Look for "Strong" in the listing below. Gather each line that contains it.

▬▬▬▬▬▬▬▬▬▬

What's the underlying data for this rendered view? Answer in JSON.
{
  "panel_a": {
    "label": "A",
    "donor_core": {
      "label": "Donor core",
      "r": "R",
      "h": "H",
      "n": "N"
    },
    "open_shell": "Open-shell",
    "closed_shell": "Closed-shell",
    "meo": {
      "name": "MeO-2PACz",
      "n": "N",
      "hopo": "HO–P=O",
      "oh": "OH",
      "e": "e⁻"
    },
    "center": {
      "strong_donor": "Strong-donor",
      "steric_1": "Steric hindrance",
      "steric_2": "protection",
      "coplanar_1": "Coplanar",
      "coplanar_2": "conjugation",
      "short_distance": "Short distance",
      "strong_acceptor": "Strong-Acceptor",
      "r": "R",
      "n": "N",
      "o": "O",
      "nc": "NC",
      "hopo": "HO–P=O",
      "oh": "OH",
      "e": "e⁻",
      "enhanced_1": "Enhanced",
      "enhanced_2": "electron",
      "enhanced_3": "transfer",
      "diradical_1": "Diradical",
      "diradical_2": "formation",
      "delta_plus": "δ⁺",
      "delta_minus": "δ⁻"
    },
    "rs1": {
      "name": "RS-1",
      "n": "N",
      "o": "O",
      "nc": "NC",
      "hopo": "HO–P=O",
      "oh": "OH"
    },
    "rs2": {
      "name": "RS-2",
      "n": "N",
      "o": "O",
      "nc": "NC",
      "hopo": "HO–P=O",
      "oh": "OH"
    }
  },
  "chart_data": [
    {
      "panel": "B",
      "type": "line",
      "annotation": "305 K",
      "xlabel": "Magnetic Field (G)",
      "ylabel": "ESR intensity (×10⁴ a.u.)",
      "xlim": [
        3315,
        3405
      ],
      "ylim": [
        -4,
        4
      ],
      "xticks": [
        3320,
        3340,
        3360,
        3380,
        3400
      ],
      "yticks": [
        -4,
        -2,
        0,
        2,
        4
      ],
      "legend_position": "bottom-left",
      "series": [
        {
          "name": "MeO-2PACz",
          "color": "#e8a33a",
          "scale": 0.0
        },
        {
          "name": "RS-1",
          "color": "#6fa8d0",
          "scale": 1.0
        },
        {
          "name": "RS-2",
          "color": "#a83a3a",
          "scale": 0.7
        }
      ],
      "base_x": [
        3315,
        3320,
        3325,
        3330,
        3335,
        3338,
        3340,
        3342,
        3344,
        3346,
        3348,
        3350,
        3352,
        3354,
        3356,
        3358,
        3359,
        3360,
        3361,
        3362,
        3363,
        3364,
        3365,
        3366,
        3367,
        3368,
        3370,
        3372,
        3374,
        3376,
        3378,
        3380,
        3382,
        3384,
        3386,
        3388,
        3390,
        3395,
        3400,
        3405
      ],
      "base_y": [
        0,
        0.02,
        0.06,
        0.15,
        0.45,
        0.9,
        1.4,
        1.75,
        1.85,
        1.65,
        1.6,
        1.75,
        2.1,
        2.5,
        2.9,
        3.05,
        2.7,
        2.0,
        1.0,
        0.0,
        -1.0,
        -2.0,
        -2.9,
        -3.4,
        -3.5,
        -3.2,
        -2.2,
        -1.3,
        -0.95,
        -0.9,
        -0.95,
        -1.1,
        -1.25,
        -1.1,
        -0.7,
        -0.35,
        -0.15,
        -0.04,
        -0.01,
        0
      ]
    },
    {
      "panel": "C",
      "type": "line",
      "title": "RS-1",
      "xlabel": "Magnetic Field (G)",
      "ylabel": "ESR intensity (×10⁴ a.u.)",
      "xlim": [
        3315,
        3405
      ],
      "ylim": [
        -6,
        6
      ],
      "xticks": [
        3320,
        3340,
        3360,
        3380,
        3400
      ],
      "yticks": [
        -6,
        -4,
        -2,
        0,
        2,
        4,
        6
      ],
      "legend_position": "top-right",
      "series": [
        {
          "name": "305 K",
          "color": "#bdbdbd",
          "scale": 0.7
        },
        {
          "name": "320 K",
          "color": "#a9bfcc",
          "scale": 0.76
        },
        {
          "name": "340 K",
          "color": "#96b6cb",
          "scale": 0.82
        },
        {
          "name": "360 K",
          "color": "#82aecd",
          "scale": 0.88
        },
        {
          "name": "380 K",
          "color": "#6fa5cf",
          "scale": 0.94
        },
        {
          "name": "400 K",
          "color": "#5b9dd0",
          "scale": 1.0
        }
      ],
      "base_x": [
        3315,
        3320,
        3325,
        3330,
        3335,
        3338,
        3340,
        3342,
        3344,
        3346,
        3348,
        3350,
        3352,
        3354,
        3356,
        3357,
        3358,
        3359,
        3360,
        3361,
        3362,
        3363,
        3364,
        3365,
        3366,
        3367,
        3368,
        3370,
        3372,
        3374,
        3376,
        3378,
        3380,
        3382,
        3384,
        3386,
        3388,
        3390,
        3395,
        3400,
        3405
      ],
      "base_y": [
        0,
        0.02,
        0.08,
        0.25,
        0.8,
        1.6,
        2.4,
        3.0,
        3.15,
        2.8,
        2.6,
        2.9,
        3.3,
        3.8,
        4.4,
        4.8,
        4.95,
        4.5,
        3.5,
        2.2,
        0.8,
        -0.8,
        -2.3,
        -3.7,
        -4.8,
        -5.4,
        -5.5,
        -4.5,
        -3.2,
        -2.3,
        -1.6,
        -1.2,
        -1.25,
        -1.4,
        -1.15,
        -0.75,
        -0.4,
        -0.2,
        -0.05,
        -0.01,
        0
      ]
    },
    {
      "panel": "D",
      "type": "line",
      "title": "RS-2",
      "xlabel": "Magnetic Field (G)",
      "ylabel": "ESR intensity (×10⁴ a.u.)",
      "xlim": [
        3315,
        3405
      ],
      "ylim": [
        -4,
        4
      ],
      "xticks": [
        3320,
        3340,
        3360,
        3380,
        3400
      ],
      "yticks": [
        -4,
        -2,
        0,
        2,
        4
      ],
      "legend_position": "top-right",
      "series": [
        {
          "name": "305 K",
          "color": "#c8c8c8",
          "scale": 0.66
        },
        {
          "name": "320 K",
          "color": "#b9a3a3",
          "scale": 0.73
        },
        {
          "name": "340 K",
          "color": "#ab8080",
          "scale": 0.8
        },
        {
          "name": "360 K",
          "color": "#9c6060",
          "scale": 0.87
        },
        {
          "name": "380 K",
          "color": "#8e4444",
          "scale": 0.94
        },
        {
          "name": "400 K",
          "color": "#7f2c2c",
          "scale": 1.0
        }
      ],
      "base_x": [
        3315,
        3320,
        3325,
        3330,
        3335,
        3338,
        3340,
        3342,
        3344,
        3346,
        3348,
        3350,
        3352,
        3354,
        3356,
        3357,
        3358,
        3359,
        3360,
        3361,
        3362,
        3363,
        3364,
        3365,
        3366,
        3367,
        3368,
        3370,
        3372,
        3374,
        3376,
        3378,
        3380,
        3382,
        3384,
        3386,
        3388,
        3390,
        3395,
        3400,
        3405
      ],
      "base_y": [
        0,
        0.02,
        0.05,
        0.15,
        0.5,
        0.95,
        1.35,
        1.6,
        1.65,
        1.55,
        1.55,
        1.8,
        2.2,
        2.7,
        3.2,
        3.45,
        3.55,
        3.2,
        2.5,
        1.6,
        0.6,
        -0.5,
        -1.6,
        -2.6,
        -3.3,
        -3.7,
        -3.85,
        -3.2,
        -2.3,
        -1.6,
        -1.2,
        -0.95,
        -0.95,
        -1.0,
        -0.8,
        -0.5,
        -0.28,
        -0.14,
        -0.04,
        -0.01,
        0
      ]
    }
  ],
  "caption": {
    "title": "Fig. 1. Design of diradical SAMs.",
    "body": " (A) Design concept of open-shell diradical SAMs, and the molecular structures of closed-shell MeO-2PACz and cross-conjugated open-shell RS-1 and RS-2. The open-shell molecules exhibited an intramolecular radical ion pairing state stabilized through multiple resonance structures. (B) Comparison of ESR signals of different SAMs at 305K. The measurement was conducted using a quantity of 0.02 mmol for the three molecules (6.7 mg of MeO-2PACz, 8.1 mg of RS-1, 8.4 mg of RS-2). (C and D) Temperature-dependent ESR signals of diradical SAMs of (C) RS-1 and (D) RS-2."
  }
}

▬▬▬▬▬▬▬▬▬▬

#### Result for this task
      "strong_donor": "Strong-donor",
      "strong_acceptor": "Strong-Acceptor",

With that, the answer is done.